## To do
Your answer should be a single number: the count of lines containing "Engagement".
— Begin —
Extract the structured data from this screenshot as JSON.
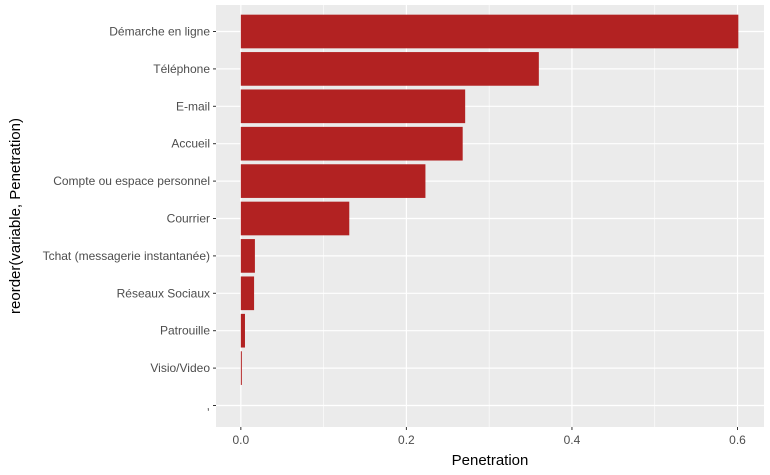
{
  "chart_data": {
    "type": "bar",
    "orientation": "horizontal",
    "categories": [
      "Démarche en ligne",
      "Téléphone",
      "E-mail",
      "Accueil",
      "Compte ou espace personnel",
      "Courrier",
      "Tchat (messagerie instantanée)",
      "Réseaux Sociaux",
      "Patrouille",
      "Visio/Video",
      ","
    ],
    "values": [
      0.601,
      0.36,
      0.271,
      0.268,
      0.223,
      0.131,
      0.017,
      0.016,
      0.005,
      0.001,
      0.0
    ],
    "xlabel": "Penetration",
    "ylabel": "reorder(variable, Penetration)",
    "xlim": [
      -0.03,
      0.632
    ],
    "xticks": [
      0.0,
      0.2,
      0.4,
      0.6
    ],
    "xtick_labels": [
      "0.0",
      "0.2",
      "0.4",
      "0.6"
    ],
    "grid": true,
    "colors": {
      "bar": "#b22222",
      "panel": "#ebebeb",
      "grid": "#ffffff"
    }
  }
}
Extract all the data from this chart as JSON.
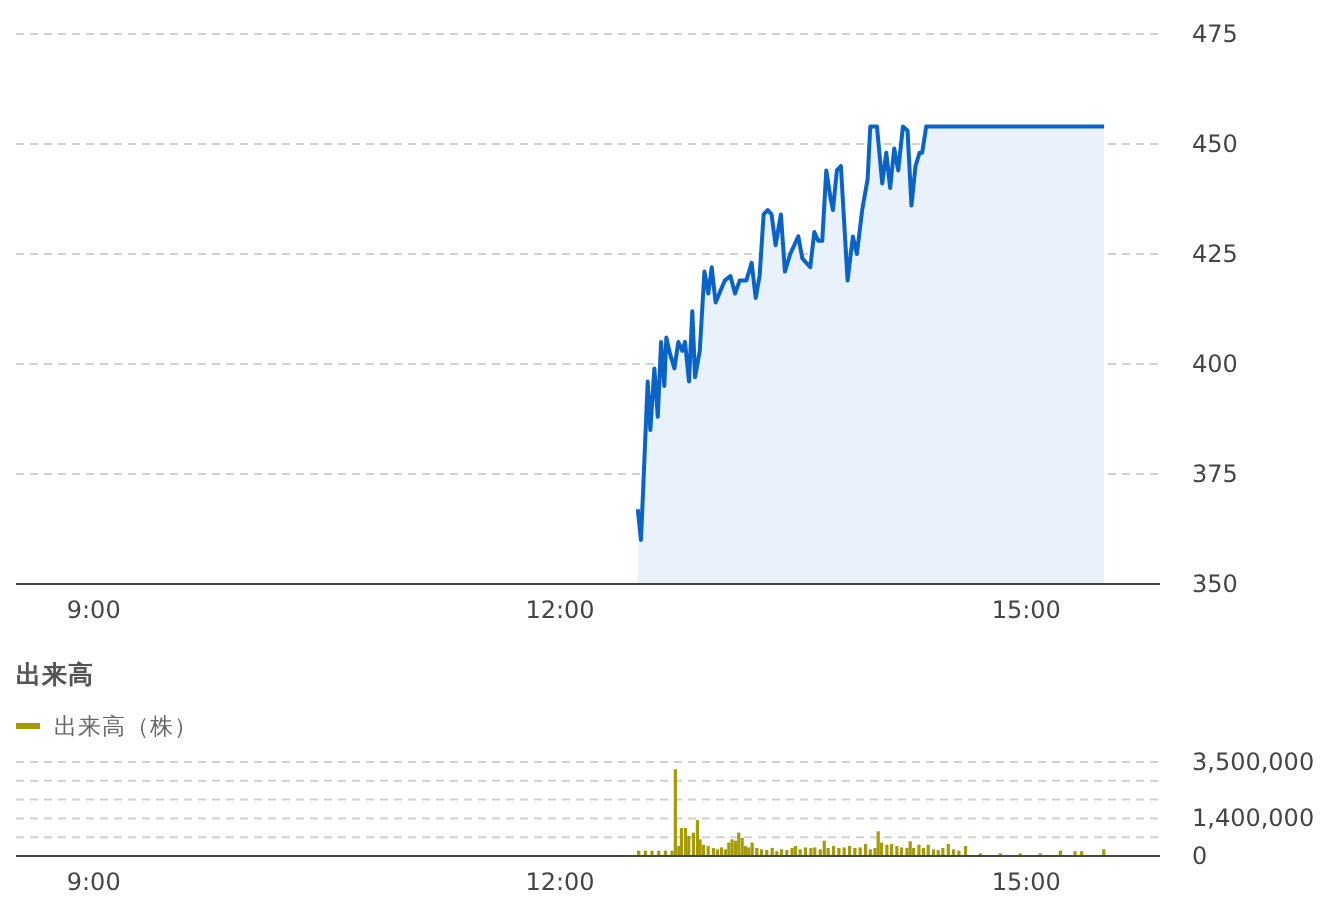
{
  "chart_data": [
    {
      "type": "area",
      "x": [
        12.5,
        12.521,
        12.564,
        12.581,
        12.607,
        12.629,
        12.65,
        12.671,
        12.684,
        12.71,
        12.736,
        12.761,
        12.787,
        12.804,
        12.83,
        12.851,
        12.869,
        12.899,
        12.929,
        12.954,
        12.976,
        13.001,
        13.036,
        13.061,
        13.096,
        13.126,
        13.156,
        13.199,
        13.233,
        13.259,
        13.284,
        13.31,
        13.336,
        13.361,
        13.387,
        13.421,
        13.447,
        13.481,
        13.533,
        13.559,
        13.584,
        13.61,
        13.636,
        13.661,
        13.687,
        13.713,
        13.739,
        13.756,
        13.781,
        13.807,
        13.85,
        13.884,
        13.91,
        13.944,
        13.979,
        13.996,
        14.039,
        14.073,
        14.099,
        14.124,
        14.15,
        14.176,
        14.206,
        14.236,
        14.261,
        14.287,
        14.313,
        14.33,
        14.356,
        15.5
      ],
      "series": [
        {
          "color": "#0a64c8",
          "values": [
            367,
            360,
            396,
            385,
            399,
            388,
            405,
            395,
            406,
            402,
            399,
            405,
            403,
            405,
            396,
            412,
            397,
            403,
            421,
            416,
            422,
            414,
            417,
            419,
            420,
            416,
            419,
            419,
            423,
            415,
            420,
            434,
            435,
            434,
            427,
            434,
            421,
            425,
            429,
            424,
            423,
            422,
            430,
            428,
            428,
            444,
            438,
            435,
            444,
            445,
            419,
            429,
            425,
            435,
            442,
            454,
            454,
            441,
            448,
            440,
            449,
            444,
            454,
            453,
            436,
            445,
            448,
            448,
            454,
            454
          ]
        }
      ],
      "xlim": [
        8.5,
        15.86
      ],
      "xticks": [
        {
          "value": 9,
          "label": "9:00"
        },
        {
          "value": 12,
          "label": "12:00"
        },
        {
          "value": 15,
          "label": "15:00"
        }
      ],
      "ylim": [
        350,
        475
      ],
      "yticks": [
        350,
        375,
        400,
        425,
        450,
        475
      ],
      "grid": "y"
    },
    {
      "type": "bar",
      "title": "出来高",
      "legend": "top left",
      "x": [
        12.506,
        12.549,
        12.592,
        12.635,
        12.678,
        12.721,
        12.742,
        12.764,
        12.781,
        12.807,
        12.828,
        12.858,
        12.884,
        12.901,
        12.923,
        12.953,
        12.987,
        13.013,
        13.039,
        13.064,
        13.086,
        13.107,
        13.129,
        13.15,
        13.172,
        13.193,
        13.214,
        13.236,
        13.266,
        13.296,
        13.33,
        13.365,
        13.395,
        13.425,
        13.459,
        13.493,
        13.515,
        13.545,
        13.579,
        13.614,
        13.639,
        13.674,
        13.7,
        13.725,
        13.76,
        13.794,
        13.828,
        13.863,
        13.897,
        13.931,
        13.966,
        13.996,
        14.026,
        14.047,
        14.069,
        14.103,
        14.133,
        14.167,
        14.197,
        14.232,
        14.253,
        14.275,
        14.309,
        14.339,
        14.369,
        14.403,
        14.433,
        14.463,
        14.498,
        14.532,
        14.566,
        14.609,
        14.704,
        14.833,
        14.961,
        15.09,
        15.219,
        15.313,
        15.356,
        15.498
      ],
      "series": [
        {
          "name": "出来高（株）",
          "color": "#a59b06",
          "values": [
            200000,
            200000,
            200000,
            200000,
            200000,
            200000,
            3230000,
            370000,
            1040000,
            1040000,
            750000,
            870000,
            1340000,
            620000,
            420000,
            370000,
            300000,
            250000,
            320000,
            250000,
            500000,
            620000,
            570000,
            870000,
            670000,
            370000,
            320000,
            500000,
            300000,
            250000,
            220000,
            300000,
            180000,
            250000,
            220000,
            300000,
            370000,
            250000,
            320000,
            300000,
            320000,
            250000,
            570000,
            300000,
            370000,
            300000,
            320000,
            370000,
            300000,
            320000,
            450000,
            250000,
            300000,
            920000,
            500000,
            420000,
            450000,
            370000,
            320000,
            300000,
            550000,
            300000,
            420000,
            300000,
            420000,
            250000,
            220000,
            300000,
            450000,
            250000,
            200000,
            370000,
            100000,
            100000,
            100000,
            100000,
            200000,
            180000,
            180000,
            250000
          ]
        }
      ],
      "xlim": [
        8.5,
        15.86
      ],
      "xticks": [
        {
          "value": 9,
          "label": "9:00"
        },
        {
          "value": 12,
          "label": "12:00"
        },
        {
          "value": 15,
          "label": "15:00"
        }
      ],
      "ylim": [
        0,
        3500000
      ],
      "yticks": [
        0,
        {
          "value": 700000,
          "label": null
        },
        {
          "value": 1400000,
          "label": "1,400,000"
        },
        {
          "value": 2100000,
          "label": null
        },
        {
          "value": 2800000,
          "label": null
        },
        {
          "value": 3500000,
          "label": "3,500,000"
        }
      ],
      "grid": "y"
    }
  ]
}
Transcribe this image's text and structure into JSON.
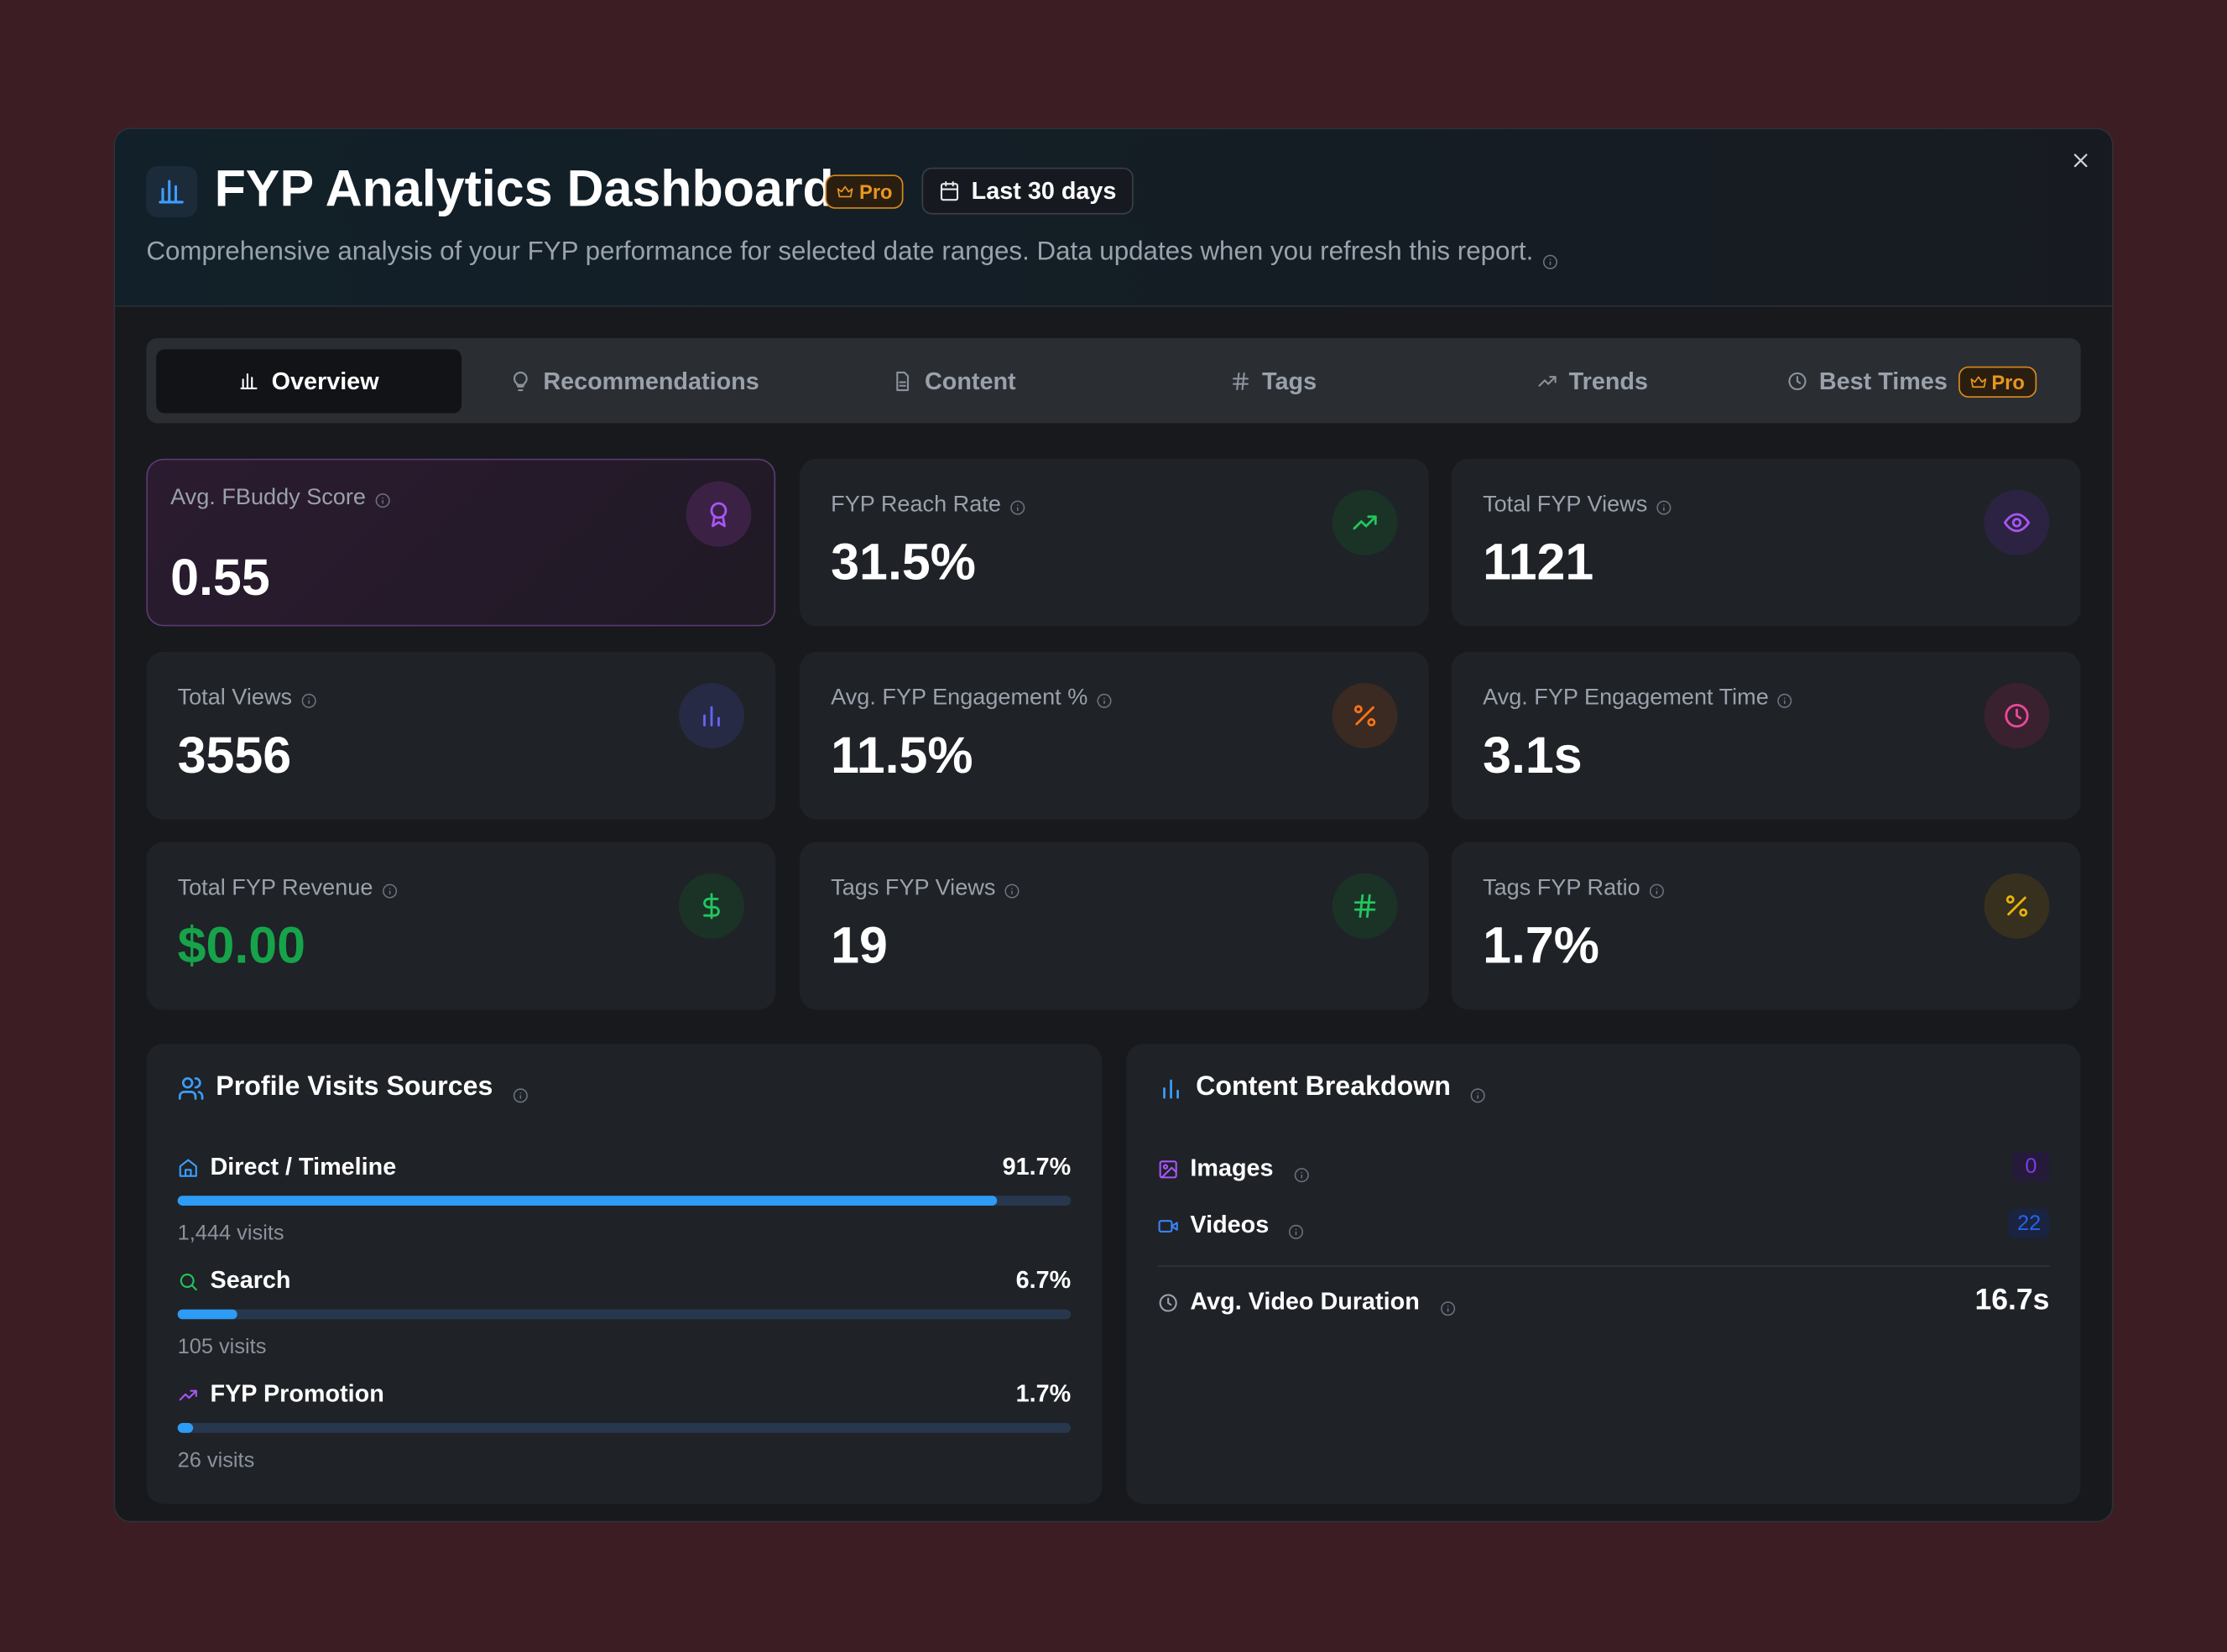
{
  "header": {
    "title": "FYP Analytics Dashboard",
    "badge": "Pro",
    "date_range": "Last 30 days",
    "subtitle": "Comprehensive analysis of your FYP performance for selected date ranges. Data updates when you refresh this report."
  },
  "tabs": [
    {
      "label": "Overview"
    },
    {
      "label": "Recommendations"
    },
    {
      "label": "Content"
    },
    {
      "label": "Tags"
    },
    {
      "label": "Trends"
    },
    {
      "label": "Best Times",
      "badge": "Pro"
    }
  ],
  "metrics": [
    {
      "label": "Avg. FBuddy Score",
      "value": "0.55"
    },
    {
      "label": "FYP Reach Rate",
      "value": "31.5%"
    },
    {
      "label": "Total FYP Views",
      "value": "1121"
    },
    {
      "label": "Total Views",
      "value": "3556"
    },
    {
      "label": "Avg. FYP Engagement %",
      "value": "11.5%"
    },
    {
      "label": "Avg. FYP Engagement Time",
      "value": "3.1s"
    },
    {
      "label": "Total FYP Revenue",
      "value": "$0.00"
    },
    {
      "label": "Tags FYP Views",
      "value": "19"
    },
    {
      "label": "Tags FYP Ratio",
      "value": "1.7%"
    }
  ],
  "profile_sources": {
    "title": "Profile Visits Sources",
    "items": [
      {
        "name": "Direct / Timeline",
        "value": 91.7,
        "value_label": "91.7%",
        "visits": "1,444 visits"
      },
      {
        "name": "Search",
        "value": 6.7,
        "value_label": "6.7%",
        "visits": "105 visits"
      },
      {
        "name": "FYP Promotion",
        "value": 1.7,
        "value_label": "1.7%",
        "visits": "26 visits"
      }
    ]
  },
  "content_breakdown": {
    "title": "Content Breakdown",
    "items": [
      {
        "name": "Images",
        "count": "0"
      },
      {
        "name": "Videos",
        "count": "22"
      }
    ],
    "avg_label": "Avg. Video Duration",
    "avg_value": "16.7s"
  }
}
— End —
## In response
2